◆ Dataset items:
* start *
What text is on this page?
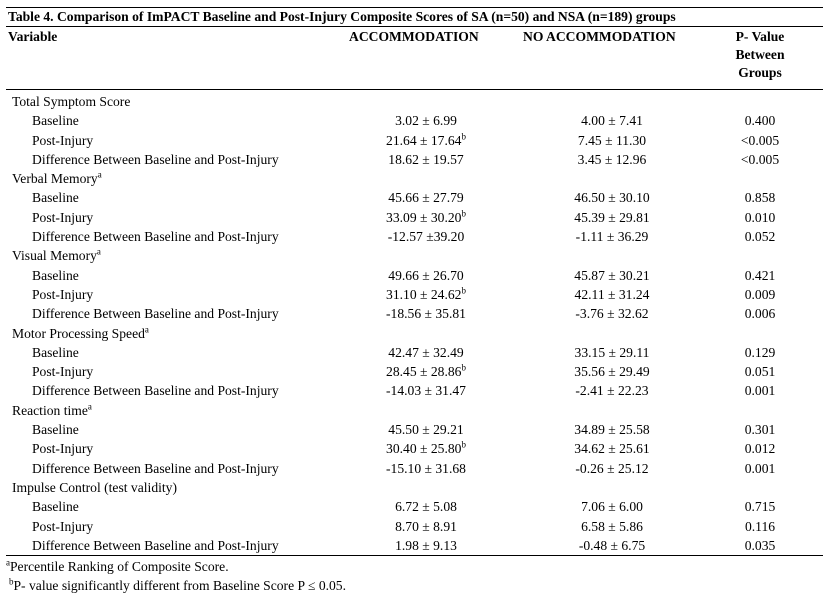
Table 4. Comparison of ImPACT Baseline and Post-Injury Composite Scores of SA (n=50) and NSA (n=189) groups
Variable	ACCOMMODATION	NO ACCOMMODATION	P- Value
Between
Groups
Total Symptom Score
Baseline	3.02 ± 6.99	4.00 ± 7.41	0.400
Post-Injury	21.64 ± 17.64$^b$	7.45 ± 11.30	<0.005
Difference Between Baseline and Post-Injury	18.62 ± 19.57	3.45 ± 12.96	<0.005
Verbal Memory$^a$
Baseline	45.66 ± 27.79	46.50 ± 30.10	0.858
Post-Injury	33.09 ± 30.20$^b$	45.39 ± 29.81	0.010
Difference Between Baseline and Post-Injury	-12.57 ±39.20	-1.11 ± 36.29	0.052
Visual Memory$^a$
Baseline	49.66 ± 26.70	45.87 ± 30.21	0.421
Post-Injury	31.10 ± 24.62$^b$	42.11 ± 31.24	0.009
Difference Between Baseline and Post-Injury	-18.56 ± 35.81	-3.76 ± 32.62	0.006
Motor Processing Speed$^a$
Baseline	42.47 ± 32.49	33.15 ± 29.11	0.129
Post-Injury	28.45 ± 28.86$^b$	35.56 ± 29.49	0.051
Difference Between Baseline and Post-Injury	-14.03 ± 31.47	-2.41 ± 22.23	0.001
Reaction time$^a$
Baseline	45.50 ± 29.21	34.89 ± 25.58	0.301
Post-Injury	30.40 ± 25.80$^b$	34.62 ± 25.61	0.012
Difference Between Baseline and Post-Injury	-15.10 ± 31.68	-0.26 ± 25.12	0.001
Impulse Control (test validity)
Baseline	6.72 ± 5.08	7.06 ± 6.00	0.715
Post-Injury	8.70 ± 8.91	6.58 ± 5.86	0.116
Difference Between Baseline and Post-Injury	1.98 ± 9.13	-0.48 ± 6.75	0.035
$^a$Percentile Ranking of Composite Score.
$^b$P- value significantly different from Baseline Score P ≤ 0.05.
* end *
◆ THE REQUEST:
Tell how many lines in the records above contain "Composite", giving the number and no other words.

◆ EXERCISE SOLUTION:
2